Below are entries. Pull out all lines containing "ffffff".
— begin Information shown —
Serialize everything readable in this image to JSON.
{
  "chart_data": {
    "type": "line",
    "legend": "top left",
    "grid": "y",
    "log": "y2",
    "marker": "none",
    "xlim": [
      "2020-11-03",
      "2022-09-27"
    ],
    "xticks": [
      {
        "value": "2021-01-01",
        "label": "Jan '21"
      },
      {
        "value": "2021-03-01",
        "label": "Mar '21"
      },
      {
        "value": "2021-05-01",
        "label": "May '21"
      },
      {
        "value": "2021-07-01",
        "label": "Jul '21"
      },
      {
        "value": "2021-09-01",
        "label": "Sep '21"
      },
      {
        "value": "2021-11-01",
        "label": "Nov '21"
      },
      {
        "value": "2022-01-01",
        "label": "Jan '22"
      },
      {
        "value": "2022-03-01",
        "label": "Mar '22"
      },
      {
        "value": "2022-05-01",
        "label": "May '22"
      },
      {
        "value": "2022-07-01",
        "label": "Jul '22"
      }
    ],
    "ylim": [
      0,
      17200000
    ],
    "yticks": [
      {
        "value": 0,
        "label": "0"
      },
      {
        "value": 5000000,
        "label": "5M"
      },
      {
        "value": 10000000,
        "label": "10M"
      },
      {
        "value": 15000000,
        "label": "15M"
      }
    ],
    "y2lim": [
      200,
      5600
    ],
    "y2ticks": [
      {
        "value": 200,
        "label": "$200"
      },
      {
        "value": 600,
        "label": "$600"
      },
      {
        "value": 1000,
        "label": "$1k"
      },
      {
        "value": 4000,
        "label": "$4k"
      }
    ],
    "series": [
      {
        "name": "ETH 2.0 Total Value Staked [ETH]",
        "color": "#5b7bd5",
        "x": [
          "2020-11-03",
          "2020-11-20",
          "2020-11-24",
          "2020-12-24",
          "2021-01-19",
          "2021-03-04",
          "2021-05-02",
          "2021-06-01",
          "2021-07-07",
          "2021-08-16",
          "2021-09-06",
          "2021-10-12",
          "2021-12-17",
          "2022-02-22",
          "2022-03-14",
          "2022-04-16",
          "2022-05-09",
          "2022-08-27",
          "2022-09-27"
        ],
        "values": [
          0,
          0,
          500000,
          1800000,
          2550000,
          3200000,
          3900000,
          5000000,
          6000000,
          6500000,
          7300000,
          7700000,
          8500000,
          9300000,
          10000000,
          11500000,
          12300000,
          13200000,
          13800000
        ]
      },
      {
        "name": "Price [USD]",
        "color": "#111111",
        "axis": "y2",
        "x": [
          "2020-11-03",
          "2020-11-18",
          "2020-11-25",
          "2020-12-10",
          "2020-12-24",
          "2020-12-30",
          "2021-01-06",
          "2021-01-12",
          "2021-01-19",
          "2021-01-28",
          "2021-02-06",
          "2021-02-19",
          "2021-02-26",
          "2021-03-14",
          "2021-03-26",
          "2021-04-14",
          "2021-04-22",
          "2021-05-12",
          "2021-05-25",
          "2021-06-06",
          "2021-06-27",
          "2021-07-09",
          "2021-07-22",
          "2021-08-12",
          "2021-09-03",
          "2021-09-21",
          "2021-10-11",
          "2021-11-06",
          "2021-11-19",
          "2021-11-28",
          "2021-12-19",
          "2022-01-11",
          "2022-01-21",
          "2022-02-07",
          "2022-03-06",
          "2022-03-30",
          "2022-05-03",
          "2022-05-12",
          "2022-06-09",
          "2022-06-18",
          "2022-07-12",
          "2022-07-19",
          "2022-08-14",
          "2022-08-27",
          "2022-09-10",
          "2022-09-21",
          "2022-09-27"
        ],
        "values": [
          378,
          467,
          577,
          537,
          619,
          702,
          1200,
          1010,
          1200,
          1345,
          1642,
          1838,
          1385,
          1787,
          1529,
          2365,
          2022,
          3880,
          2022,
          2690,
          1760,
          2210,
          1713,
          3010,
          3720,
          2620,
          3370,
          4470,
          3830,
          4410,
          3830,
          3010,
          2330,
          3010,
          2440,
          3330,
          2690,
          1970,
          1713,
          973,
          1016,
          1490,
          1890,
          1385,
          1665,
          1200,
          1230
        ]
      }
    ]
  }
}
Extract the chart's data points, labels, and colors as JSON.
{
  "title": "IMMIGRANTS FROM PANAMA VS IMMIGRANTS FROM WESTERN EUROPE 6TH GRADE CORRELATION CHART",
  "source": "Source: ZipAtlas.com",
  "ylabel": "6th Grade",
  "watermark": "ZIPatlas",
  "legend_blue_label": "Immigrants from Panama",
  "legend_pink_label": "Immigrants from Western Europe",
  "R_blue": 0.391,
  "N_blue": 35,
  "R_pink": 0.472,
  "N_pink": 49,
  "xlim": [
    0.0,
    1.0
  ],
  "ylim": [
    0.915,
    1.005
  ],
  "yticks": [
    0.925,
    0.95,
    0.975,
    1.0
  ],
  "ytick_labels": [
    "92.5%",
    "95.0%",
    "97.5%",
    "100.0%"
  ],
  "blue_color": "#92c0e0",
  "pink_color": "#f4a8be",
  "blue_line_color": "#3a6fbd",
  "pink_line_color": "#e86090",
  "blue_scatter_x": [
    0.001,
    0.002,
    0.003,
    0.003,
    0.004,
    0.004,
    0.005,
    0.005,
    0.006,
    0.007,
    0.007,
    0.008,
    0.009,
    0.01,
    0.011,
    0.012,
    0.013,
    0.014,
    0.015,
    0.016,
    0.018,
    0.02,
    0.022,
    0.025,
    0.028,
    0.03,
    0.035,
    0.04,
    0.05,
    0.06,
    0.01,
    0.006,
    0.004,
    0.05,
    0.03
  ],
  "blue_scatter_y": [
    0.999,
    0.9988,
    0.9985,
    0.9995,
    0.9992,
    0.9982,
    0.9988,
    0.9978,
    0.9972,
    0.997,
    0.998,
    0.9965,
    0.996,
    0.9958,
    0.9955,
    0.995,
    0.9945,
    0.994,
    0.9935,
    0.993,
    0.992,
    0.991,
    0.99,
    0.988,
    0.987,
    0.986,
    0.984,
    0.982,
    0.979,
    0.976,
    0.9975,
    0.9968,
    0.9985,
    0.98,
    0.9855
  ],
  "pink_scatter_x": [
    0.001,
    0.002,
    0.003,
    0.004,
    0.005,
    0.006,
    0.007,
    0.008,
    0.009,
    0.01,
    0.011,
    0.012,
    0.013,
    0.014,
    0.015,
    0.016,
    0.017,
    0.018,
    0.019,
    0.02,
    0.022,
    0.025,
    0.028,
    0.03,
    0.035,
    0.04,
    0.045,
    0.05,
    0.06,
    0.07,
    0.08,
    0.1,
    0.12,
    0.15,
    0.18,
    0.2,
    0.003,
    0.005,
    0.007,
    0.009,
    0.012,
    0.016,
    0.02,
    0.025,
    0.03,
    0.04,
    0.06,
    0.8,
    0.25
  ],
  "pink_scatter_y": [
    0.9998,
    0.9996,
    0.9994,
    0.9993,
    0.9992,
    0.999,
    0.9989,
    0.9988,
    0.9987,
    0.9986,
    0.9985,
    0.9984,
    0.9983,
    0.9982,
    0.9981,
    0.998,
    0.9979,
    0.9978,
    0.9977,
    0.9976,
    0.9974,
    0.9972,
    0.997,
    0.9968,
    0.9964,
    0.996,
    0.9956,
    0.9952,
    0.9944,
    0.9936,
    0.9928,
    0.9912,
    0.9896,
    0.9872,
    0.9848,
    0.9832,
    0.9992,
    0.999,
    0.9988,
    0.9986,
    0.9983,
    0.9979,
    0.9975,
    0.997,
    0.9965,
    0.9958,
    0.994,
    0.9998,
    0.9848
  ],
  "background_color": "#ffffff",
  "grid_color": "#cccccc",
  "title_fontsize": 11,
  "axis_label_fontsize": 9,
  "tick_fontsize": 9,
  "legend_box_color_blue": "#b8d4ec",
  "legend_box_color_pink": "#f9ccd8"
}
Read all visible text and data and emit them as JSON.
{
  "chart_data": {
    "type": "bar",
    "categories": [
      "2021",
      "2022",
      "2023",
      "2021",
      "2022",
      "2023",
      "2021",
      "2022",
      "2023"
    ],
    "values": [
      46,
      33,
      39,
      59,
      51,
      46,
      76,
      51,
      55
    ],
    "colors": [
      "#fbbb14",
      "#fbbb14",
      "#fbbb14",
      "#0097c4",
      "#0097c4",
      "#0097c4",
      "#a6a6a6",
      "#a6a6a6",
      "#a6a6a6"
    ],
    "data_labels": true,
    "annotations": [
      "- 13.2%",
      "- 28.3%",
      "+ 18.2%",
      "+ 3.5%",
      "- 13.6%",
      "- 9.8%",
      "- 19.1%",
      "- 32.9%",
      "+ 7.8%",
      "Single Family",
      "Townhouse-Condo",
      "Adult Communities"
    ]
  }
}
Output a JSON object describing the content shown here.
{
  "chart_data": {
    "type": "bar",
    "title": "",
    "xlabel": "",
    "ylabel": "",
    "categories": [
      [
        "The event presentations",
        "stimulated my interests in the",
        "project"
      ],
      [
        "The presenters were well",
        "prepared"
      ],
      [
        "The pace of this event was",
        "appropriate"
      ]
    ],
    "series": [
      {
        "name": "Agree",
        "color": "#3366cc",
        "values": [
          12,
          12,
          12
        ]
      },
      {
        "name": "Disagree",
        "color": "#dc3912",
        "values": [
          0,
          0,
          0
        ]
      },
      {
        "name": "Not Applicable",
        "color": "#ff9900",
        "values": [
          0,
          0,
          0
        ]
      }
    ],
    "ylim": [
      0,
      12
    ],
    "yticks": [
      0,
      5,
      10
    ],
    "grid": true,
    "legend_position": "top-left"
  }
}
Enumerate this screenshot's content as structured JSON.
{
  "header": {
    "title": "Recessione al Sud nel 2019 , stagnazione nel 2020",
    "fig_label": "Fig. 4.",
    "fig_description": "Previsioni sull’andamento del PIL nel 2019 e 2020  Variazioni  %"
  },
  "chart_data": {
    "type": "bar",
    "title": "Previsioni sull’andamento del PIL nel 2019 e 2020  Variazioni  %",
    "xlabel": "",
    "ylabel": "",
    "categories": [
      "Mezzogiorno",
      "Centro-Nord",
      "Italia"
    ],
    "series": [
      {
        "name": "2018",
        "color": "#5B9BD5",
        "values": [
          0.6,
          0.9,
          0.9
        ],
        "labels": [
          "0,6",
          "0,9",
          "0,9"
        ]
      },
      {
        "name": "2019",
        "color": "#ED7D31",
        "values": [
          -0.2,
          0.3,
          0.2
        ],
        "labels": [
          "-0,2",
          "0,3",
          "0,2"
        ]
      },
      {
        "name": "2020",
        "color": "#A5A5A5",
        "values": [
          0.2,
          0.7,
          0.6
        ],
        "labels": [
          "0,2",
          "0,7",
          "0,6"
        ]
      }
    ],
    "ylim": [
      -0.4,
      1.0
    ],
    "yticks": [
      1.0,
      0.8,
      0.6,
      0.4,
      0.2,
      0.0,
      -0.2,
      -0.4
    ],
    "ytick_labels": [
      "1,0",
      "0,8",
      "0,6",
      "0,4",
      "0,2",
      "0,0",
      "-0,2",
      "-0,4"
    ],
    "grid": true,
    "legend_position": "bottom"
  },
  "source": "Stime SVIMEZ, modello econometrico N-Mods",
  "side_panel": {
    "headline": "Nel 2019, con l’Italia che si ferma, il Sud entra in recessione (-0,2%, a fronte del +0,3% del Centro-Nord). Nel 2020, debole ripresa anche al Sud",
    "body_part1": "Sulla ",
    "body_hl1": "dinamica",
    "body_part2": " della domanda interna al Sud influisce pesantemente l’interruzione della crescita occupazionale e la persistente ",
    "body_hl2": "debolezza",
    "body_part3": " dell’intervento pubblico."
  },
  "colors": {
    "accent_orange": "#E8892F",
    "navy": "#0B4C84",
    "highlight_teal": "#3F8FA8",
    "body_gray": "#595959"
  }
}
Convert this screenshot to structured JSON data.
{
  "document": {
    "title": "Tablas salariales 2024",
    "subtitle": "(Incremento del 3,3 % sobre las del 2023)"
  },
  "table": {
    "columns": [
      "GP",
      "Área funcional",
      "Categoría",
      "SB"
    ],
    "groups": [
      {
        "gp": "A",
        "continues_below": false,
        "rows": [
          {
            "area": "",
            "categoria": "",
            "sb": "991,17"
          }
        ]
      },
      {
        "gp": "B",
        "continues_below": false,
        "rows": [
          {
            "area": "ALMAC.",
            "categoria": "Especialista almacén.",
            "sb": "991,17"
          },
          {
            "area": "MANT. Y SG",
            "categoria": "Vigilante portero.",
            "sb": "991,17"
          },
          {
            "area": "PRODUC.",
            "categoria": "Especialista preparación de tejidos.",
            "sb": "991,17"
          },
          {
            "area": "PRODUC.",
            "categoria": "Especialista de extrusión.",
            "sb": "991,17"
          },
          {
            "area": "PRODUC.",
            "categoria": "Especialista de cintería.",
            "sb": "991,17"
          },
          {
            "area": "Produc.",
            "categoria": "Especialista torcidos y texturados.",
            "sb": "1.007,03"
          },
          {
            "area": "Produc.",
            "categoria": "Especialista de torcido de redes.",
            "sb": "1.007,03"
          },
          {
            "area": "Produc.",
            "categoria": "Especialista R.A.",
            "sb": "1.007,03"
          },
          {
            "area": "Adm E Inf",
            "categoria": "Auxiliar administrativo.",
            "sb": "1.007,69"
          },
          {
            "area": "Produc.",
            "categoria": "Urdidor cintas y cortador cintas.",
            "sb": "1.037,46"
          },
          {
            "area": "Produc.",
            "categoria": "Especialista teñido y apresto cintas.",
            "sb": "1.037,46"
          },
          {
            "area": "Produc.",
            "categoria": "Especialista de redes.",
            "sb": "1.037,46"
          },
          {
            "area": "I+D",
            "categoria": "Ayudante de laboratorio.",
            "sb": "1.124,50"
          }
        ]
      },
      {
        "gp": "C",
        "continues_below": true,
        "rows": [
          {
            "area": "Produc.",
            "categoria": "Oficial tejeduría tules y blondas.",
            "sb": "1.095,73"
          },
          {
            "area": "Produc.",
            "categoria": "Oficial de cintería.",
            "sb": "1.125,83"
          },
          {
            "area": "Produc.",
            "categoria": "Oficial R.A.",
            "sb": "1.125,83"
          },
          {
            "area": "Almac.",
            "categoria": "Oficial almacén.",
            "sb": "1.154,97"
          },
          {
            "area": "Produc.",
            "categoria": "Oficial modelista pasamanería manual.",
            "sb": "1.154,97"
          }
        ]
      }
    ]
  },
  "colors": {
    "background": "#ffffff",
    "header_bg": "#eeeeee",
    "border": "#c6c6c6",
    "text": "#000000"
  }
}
— end Information shown —
# Response to the task:
  "background_color": "#ffffff",
    "background": "#ffffff",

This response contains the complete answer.